GOAL — Read the lines below. Copy out any that hold the string "this".

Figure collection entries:

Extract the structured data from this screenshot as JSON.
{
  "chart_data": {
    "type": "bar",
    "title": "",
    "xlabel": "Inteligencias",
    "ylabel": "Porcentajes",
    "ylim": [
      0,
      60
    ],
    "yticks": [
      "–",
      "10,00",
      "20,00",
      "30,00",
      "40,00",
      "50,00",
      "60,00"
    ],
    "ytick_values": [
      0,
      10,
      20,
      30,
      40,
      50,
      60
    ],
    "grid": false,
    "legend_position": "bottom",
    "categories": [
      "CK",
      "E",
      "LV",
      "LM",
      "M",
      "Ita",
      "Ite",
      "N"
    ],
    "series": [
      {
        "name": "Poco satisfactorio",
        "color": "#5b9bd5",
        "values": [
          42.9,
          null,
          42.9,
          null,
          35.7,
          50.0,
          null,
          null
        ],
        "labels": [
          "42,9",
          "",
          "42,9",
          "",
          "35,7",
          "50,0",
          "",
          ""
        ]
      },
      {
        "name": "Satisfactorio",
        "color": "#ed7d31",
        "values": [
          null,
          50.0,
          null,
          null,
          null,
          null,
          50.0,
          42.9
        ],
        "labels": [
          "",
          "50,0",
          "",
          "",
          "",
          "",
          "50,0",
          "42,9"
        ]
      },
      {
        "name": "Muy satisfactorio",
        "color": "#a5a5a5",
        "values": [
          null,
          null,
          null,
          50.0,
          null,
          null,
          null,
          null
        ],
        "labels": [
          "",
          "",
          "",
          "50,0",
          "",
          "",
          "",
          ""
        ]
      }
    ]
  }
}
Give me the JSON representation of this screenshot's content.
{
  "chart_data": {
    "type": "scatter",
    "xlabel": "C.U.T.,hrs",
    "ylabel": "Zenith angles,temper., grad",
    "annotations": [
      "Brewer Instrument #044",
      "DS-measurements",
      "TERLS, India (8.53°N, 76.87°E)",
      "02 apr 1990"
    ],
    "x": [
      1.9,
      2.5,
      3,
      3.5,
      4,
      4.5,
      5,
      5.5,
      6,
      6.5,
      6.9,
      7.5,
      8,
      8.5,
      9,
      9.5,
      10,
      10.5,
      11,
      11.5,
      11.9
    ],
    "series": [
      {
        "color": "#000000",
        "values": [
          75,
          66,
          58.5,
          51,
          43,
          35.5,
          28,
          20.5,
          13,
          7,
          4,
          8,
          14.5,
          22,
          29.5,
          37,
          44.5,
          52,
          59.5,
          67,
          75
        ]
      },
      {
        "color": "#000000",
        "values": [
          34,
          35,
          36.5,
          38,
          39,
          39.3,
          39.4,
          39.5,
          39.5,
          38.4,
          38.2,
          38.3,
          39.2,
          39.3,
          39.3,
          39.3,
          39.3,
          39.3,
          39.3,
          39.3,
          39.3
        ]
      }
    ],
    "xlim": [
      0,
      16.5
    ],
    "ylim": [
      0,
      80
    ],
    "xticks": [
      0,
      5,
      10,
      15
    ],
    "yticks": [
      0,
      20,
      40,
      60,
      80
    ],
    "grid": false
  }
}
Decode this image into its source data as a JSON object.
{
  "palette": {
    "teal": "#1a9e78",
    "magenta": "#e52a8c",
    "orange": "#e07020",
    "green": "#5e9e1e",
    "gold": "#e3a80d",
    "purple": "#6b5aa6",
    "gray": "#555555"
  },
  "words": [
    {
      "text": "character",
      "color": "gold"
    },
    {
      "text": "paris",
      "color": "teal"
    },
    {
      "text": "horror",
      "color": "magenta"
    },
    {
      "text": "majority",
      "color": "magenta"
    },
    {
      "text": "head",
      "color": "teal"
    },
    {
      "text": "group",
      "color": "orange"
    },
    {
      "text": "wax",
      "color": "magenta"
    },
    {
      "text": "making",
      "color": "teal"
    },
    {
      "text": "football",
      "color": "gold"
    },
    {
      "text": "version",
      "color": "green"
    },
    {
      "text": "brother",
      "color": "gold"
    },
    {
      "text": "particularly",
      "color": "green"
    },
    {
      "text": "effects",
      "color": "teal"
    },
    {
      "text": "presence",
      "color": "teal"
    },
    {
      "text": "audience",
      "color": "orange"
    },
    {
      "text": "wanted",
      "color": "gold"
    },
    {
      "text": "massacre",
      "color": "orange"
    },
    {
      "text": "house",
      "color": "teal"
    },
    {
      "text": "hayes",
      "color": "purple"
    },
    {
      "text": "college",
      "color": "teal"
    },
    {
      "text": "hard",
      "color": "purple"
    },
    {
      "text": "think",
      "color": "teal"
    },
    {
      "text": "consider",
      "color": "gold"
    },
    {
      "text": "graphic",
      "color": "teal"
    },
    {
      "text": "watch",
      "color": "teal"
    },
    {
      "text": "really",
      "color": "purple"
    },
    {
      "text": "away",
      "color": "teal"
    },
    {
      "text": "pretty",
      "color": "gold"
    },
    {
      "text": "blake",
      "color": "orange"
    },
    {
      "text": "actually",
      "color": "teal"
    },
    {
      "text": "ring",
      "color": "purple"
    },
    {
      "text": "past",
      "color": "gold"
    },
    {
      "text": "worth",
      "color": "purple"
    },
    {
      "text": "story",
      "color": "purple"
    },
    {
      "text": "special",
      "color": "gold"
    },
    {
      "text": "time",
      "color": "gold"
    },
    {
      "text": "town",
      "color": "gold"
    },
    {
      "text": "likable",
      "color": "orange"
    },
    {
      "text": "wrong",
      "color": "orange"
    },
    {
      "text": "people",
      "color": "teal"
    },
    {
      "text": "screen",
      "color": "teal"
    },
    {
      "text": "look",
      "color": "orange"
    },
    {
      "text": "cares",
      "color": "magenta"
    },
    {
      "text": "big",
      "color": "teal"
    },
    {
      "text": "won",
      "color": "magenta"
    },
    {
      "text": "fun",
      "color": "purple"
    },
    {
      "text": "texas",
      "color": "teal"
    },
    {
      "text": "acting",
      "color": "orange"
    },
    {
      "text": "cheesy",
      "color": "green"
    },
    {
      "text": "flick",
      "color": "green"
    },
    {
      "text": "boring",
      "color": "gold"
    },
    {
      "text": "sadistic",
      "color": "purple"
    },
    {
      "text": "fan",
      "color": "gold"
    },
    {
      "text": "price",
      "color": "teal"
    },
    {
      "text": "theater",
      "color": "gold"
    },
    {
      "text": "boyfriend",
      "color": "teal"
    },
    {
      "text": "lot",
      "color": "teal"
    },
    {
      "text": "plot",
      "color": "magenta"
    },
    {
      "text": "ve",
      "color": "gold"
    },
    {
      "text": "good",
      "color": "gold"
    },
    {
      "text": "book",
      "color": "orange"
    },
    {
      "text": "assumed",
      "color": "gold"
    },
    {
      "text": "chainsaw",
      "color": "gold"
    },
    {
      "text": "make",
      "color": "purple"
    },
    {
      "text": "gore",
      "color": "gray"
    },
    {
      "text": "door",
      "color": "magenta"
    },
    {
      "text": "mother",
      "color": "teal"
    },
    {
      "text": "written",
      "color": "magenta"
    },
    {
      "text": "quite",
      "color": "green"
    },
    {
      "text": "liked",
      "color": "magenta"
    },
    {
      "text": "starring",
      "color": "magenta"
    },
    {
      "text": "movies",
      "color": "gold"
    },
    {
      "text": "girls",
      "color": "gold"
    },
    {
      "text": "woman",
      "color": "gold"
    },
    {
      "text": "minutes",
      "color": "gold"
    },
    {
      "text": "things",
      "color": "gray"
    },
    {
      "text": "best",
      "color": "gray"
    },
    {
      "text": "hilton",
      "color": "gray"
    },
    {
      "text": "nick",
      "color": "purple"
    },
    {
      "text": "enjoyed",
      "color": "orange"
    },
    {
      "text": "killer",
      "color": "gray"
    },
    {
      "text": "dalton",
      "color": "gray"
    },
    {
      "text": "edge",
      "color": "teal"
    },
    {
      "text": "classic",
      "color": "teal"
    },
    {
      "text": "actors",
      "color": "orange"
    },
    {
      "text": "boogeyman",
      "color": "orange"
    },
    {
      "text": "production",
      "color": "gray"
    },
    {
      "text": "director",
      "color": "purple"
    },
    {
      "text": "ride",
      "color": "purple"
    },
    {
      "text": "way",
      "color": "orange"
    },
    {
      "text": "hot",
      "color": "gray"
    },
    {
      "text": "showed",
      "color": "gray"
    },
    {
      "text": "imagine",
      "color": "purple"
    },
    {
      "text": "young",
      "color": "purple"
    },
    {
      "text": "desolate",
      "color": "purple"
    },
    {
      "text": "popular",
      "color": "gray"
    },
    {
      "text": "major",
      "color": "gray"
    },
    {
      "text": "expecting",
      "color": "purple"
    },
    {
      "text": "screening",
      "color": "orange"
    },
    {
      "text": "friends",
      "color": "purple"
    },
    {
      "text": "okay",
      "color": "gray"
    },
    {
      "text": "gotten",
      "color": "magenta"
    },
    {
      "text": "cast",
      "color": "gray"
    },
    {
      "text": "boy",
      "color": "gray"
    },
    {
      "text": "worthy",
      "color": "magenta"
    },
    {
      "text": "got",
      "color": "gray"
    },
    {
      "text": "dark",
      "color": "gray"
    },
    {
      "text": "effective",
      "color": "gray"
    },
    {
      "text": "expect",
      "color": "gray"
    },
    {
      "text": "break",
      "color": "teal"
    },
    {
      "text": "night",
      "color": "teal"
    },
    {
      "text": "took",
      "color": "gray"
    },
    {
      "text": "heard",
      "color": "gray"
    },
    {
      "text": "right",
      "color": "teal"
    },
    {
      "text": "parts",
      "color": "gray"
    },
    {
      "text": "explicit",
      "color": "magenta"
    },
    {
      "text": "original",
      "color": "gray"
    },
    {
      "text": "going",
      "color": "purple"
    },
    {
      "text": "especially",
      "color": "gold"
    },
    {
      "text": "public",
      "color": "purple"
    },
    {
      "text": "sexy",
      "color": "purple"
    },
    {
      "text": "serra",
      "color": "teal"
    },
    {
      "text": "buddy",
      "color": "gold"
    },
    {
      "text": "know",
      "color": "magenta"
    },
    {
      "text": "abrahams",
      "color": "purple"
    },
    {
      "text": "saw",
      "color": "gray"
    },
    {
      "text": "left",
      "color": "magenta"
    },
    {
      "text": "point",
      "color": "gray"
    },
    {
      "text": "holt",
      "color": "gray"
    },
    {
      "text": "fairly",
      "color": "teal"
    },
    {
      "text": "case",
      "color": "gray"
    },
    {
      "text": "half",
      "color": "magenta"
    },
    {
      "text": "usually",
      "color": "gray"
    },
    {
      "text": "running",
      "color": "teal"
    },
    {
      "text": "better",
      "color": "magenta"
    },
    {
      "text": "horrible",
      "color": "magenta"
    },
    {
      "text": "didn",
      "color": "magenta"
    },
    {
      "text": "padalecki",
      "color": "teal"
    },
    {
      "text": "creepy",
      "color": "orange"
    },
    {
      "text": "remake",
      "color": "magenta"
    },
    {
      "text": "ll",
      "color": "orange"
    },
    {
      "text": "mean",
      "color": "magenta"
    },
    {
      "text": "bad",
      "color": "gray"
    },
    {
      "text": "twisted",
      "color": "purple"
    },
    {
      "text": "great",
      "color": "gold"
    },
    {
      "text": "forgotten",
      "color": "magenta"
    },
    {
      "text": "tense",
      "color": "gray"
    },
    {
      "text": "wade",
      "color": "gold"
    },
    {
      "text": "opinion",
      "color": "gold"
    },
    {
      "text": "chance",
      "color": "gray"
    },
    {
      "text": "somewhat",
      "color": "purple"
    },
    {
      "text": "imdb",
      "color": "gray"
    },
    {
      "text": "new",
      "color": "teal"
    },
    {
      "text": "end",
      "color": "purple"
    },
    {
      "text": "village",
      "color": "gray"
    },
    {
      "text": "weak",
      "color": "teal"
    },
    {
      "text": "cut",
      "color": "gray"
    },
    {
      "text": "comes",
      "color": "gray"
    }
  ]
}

EXERCISE RESPONSE —
Extract the structured data from this screenshot as JSON.
Give me the JSON representation of this screenshot's content.
Decode this image into its source data as a JSON object.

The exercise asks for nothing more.